• _REQUIREMENT_
Determine how many lines below hold the string "услуги". Reply with the number alone.

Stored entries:
++++++

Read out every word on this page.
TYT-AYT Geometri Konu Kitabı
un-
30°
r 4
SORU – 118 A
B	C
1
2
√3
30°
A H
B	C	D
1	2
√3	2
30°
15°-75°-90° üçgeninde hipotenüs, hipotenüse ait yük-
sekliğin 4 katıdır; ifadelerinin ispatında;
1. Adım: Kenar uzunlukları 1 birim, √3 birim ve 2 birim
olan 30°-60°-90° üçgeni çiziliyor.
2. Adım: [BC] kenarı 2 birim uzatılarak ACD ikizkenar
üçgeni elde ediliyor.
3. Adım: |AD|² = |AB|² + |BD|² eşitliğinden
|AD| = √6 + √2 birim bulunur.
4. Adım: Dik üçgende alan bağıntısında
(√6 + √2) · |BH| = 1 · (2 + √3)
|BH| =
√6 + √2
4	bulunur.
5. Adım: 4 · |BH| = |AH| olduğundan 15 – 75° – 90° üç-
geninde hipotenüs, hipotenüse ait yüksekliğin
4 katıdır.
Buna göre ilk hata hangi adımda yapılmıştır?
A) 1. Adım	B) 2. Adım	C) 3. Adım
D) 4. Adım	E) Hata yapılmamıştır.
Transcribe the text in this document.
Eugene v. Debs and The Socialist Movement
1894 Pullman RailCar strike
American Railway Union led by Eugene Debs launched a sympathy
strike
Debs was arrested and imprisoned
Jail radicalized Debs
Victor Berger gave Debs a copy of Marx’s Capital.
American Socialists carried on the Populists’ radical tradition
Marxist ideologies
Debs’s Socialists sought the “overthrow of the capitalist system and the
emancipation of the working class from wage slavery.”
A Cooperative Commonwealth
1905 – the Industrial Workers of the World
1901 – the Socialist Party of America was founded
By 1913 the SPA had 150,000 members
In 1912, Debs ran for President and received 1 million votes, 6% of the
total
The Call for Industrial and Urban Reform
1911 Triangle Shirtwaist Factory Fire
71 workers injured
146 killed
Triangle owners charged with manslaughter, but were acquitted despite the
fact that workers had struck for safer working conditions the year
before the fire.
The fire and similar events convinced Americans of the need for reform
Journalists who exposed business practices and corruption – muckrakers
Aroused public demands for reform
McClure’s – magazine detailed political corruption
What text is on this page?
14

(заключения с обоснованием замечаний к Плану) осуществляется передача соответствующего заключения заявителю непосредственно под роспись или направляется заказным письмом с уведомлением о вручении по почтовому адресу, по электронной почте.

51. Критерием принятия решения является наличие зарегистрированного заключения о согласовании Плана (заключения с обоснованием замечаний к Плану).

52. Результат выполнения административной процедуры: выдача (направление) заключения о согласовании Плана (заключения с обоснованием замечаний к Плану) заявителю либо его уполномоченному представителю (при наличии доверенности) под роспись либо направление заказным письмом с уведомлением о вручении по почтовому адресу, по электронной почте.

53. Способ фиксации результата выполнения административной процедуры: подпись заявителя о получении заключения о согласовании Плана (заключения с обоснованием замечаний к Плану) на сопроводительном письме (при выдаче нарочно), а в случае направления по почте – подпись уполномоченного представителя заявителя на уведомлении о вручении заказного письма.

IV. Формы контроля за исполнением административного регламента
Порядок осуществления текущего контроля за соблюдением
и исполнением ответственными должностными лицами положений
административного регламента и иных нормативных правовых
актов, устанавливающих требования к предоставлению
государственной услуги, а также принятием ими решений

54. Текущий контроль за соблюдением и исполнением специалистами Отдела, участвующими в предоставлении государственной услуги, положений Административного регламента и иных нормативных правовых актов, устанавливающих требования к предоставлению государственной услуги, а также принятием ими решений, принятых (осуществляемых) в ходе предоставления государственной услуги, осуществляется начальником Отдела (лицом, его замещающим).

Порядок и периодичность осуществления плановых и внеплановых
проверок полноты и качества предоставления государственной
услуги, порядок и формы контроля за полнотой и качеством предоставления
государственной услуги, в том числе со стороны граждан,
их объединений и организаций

++++++

• _SOLUTION TO THIS TASK_
4